• [PROMPT] Look through the entries below and report how many lines hold the string "marker". Only the number is wanted.

◆ ◆ ◆

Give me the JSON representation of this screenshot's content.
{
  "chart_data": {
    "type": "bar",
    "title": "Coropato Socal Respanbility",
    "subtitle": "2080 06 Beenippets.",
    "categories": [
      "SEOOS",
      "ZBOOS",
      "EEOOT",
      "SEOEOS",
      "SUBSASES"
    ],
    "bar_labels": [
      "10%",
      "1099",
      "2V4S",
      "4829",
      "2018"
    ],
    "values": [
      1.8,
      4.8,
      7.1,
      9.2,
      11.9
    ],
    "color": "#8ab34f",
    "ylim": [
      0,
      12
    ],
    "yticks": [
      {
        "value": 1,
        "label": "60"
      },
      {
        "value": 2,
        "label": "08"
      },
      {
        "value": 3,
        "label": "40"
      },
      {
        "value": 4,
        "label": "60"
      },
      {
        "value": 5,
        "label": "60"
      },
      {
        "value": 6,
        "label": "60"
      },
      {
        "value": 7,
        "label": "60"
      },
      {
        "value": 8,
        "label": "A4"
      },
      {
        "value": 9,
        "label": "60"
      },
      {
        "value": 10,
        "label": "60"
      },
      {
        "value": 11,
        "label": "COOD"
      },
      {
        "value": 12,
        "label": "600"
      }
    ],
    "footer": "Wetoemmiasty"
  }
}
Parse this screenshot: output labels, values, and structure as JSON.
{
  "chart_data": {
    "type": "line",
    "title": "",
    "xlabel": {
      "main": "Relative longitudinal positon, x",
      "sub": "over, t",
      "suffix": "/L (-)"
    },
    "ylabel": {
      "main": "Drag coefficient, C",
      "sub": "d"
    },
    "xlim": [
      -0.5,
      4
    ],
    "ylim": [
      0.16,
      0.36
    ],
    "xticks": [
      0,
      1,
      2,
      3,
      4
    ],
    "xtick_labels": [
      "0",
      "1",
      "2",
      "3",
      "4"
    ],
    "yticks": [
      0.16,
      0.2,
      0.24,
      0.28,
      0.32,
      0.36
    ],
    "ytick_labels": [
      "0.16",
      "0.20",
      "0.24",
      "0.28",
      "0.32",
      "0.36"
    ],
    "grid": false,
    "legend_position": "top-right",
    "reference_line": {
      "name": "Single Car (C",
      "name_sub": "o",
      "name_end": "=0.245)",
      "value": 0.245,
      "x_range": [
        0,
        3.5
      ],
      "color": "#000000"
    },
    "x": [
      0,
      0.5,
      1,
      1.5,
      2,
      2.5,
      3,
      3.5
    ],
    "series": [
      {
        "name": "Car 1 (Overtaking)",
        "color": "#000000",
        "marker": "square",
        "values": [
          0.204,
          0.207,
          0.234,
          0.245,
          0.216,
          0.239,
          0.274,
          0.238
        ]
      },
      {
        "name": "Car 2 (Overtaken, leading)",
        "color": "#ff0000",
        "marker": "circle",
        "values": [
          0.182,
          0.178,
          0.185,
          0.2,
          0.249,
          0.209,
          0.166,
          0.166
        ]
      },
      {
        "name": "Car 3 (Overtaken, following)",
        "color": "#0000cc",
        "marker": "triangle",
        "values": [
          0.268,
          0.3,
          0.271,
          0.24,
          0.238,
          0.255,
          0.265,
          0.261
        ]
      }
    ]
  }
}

◆ ◆ ◆

• [COMPLETED TASK] 3